-- DATASET ENTRIES --

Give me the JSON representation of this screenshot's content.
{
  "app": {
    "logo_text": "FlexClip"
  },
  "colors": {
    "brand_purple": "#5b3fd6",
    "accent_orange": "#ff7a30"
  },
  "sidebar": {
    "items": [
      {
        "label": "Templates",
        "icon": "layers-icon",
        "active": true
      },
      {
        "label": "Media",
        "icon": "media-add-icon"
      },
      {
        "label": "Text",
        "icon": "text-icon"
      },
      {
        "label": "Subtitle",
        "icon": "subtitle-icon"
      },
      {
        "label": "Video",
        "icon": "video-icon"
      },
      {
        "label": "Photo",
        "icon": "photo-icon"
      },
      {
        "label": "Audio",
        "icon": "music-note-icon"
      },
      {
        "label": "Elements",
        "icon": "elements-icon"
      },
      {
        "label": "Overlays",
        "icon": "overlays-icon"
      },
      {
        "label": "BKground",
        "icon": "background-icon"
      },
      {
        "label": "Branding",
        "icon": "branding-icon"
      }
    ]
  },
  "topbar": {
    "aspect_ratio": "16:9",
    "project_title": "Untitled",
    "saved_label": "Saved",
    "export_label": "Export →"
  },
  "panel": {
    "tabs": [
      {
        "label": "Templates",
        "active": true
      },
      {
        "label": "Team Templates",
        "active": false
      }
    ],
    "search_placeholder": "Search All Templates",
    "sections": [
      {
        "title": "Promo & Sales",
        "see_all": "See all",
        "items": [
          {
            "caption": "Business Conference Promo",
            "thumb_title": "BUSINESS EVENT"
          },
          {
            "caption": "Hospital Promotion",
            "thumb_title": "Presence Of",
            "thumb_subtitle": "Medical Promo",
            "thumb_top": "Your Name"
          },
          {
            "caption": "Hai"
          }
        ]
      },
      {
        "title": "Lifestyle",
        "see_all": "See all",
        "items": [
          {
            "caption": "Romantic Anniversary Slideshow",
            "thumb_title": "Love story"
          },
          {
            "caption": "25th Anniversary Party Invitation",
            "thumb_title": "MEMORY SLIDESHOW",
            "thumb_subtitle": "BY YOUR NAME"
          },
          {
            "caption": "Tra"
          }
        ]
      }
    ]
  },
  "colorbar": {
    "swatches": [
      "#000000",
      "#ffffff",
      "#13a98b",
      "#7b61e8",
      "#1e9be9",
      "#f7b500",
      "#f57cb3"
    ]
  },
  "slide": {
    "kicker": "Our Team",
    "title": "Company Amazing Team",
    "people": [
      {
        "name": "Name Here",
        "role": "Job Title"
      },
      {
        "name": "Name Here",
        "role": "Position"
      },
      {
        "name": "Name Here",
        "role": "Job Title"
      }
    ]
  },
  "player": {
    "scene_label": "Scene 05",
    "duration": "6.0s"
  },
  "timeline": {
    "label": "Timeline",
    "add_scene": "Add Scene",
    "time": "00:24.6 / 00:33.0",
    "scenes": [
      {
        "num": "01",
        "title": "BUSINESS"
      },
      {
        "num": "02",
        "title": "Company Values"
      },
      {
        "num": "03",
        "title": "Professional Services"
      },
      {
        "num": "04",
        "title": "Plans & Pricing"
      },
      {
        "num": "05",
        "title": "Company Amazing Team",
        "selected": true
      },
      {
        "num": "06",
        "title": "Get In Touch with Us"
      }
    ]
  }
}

-- TASK GOAL --
Print the material once more, exactly.

-- SOLUTION FOR THIS TASK --
Give me the JSON representation of this screenshot's content.
{
  "app": {
    "logo_text": "FlexClip"
  },
  "colors": {
    "brand_purple": "#5b3fd6",
    "accent_orange": "#ff7a30"
  },
  "sidebar": {
    "items": [
      {
        "label": "Templates",
        "icon": "layers-icon",
        "active": true
      },
      {
        "label": "Media",
        "icon": "media-add-icon"
      },
      {
        "label": "Text",
        "icon": "text-icon"
      },
      {
        "label": "Subtitle",
        "icon": "subtitle-icon"
      },
      {
        "label": "Video",
        "icon": "video-icon"
      },
      {
        "label": "Photo",
        "icon": "photo-icon"
      },
      {
        "label": "Audio",
        "icon": "music-note-icon"
      },
      {
        "label": "Elements",
        "icon": "elements-icon"
      },
      {
        "label": "Overlays",
        "icon": "overlays-icon"
      },
      {
        "label": "BKground",
        "icon": "background-icon"
      },
      {
        "label": "Branding",
        "icon": "branding-icon"
      }
    ]
  },
  "topbar": {
    "aspect_ratio": "16:9",
    "project_title": "Untitled",
    "saved_label": "Saved",
    "export_label": "Export →"
  },
  "panel": {
    "tabs": [
      {
        "label": "Templates",
        "active": true
      },
      {
        "label": "Team Templates",
        "active": false
      }
    ],
    "search_placeholder": "Search All Templates",
    "sections": [
      {
        "title": "Promo & Sales",
        "see_all": "See all",
        "items": [
          {
            "caption": "Business Conference Promo",
            "thumb_title": "BUSINESS EVENT"
          },
          {
            "caption": "Hospital Promotion",
            "thumb_title": "Presence Of",
            "thumb_subtitle": "Medical Promo",
            "thumb_top": "Your Name"
          },
          {
            "caption": "Hai"
          }
        ]
      },
      {
        "title": "Lifestyle",
        "see_all": "See all",
        "items": [
          {
            "caption": "Romantic Anniversary Slideshow",
            "thumb_title": "Love story"
          },
          {
            "caption": "25th Anniversary Party Invitation",
            "thumb_title": "MEMORY SLIDESHOW",
            "thumb_subtitle": "BY YOUR NAME"
          },
          {
            "caption": "Tra"
          }
        ]
      }
    ]
  },
  "colorbar": {
    "swatches": [
      "#000000",
      "#ffffff",
      "#13a98b",
      "#7b61e8",
      "#1e9be9",
      "#f7b500",
      "#f57cb3"
    ]
  },
  "slide": {
    "kicker": "Our Team",
    "title": "Company Amazing Team",
    "people": [
      {
        "name": "Name Here",
        "role": "Job Title"
      },
      {
        "name": "Name Here",
        "role": "Position"
      },
      {
        "name": "Name Here",
        "role": "Job Title"
      }
    ]
  },
  "player": {
    "scene_label": "Scene 05",
    "duration": "6.0s"
  },
  "timeline": {
    "label": "Timeline",
    "add_scene": "Add Scene",
    "time": "00:24.6 / 00:33.0",
    "scenes": [
      {
        "num": "01",
        "title": "BUSINESS"
      },
      {
        "num": "02",
        "title": "Company Values"
      },
      {
        "num": "03",
        "title": "Professional Services"
      },
      {
        "num": "04",
        "title": "Plans & Pricing"
      },
      {
        "num": "05",
        "title": "Company Amazing Team",
        "selected": true
      },
      {
        "num": "06",
        "title": "Get In Touch with Us"
      }
    ]
  }
}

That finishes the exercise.